■ Questions
**A)** Translate this sentence from the passage on the Cooper Spur ski area into Spanish: "The resort encompasses 0.2 km2 of terrain, and receives an average of 2.5 m of snow per year."
**B)** Carry on the passage on the Cooper Spur ski area, starting after its last sentence.

■ Document section
Ski area in Oregon, United States

Cooper Spur ski area is a ski area located on northeast Mount Hood, Oregon, United States. The resort has one double chair ski lift serving ten runs, and a vertical drop of 110 meters (350 ft). There are 6.5 km of cross-country skiing trails. The uphill capacity of the lift is 1,200 skiers per hour, and the summit rises to 1,326 m. The resort encompasses 0.2 km2 of terrain, and receives an average of 2.5 m of snow per year.

Cooper Spur Mountain Resort has 3.1 km2 of forest on which condos, log cabins, a restaurant, and a hotel are located.

== Expansion ==
In the summer of 2001, Cooper Spur was purchased by an affiliate of Mount Hood Meadows named Meadows North LLC, and announced its intention to develop the Cooper Spur area as a year round destination resort with additional lifts, runs, and accommodation. A July 18, 2001 proposal included developing a golf course, 450 housing units, a conference center, ice rink, swimming pool, amphitheater, shopping mall, and other developments. The development was opposed by groups which favor preserving and expanding wilderness areas of northern Mount Hood. Other concerns include potentially disrupting a key elk migration route, watershed disruption for two thousand nearby residents, and deforestation.

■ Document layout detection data

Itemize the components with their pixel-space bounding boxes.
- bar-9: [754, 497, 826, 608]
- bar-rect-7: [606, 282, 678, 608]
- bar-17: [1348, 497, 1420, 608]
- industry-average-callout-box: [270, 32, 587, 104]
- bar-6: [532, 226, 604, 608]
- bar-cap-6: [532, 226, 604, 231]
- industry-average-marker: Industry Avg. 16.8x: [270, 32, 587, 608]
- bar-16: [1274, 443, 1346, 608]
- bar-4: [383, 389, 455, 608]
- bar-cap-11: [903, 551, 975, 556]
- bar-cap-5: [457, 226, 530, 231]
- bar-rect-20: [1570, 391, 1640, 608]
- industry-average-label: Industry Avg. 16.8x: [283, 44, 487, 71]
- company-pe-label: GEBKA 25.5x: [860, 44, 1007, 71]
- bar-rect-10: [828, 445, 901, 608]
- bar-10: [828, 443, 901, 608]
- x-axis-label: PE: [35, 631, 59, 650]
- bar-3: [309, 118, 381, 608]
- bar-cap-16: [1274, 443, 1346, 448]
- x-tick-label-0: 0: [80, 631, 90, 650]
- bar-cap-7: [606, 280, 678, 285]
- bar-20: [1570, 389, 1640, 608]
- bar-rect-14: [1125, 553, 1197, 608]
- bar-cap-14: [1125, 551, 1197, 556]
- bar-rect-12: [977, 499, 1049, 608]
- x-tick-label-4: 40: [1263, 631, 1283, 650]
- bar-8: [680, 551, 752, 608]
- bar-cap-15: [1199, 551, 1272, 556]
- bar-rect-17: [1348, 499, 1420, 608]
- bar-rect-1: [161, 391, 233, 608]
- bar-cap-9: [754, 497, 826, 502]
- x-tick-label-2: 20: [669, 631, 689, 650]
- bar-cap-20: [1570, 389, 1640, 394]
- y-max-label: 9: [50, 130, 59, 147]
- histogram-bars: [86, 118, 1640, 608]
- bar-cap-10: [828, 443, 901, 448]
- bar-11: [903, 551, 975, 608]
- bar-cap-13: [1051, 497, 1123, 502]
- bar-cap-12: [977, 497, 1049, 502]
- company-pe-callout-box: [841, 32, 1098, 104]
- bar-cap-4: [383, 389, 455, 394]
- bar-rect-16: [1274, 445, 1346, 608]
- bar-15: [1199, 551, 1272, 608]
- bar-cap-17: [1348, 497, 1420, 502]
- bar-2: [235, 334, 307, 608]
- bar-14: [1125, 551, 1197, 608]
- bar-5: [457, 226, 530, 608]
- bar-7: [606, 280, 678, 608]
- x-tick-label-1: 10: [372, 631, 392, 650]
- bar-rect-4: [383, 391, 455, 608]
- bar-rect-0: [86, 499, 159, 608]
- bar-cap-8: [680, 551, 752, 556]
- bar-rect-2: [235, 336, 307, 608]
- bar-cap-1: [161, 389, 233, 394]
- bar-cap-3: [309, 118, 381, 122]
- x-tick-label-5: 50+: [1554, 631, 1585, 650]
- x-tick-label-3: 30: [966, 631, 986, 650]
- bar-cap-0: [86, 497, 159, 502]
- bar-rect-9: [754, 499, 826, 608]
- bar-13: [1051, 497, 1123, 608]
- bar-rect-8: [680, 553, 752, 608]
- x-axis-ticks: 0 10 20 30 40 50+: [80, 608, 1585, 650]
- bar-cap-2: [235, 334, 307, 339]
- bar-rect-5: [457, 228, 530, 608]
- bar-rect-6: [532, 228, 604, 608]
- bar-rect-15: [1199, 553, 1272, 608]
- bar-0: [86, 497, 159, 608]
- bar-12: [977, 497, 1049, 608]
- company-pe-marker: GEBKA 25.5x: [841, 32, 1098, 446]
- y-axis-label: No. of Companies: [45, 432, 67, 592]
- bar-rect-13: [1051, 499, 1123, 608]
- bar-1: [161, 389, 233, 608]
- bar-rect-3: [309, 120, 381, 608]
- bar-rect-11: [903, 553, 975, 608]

■ Answers by item number
**A)** La estación abarca 0,2 km2 de terreno y recibe un promedio de 2,5 m de nieve al año.

**B)**
A controversial land swap was concluded with Hood River County by Meadows North LLC which increased the acreage adjacent to Cooper Spur owned by Meadows North LLC.

In the summer of 2002, the decades-old T-bar lift was replaced with a double chair, and excavation work created a tubing area.

After Meadows North LLC abandoned its initiative to develop Cooper Spur, a proposal was made to trade Cooper Spur's facilities, existing 770 acre, and its special-use permit which authorizes 1350 acre of development in exchange for 120 acre of Forest Service land near Government Camp. The proposal became a provision of House Bill 5025 [109th] (Mount Hood Stewardship Legacy Act) and passed the House, but expired without senate approval. According to a GAO assessment, the value of lands were not appraised equivalently and probably not fairly.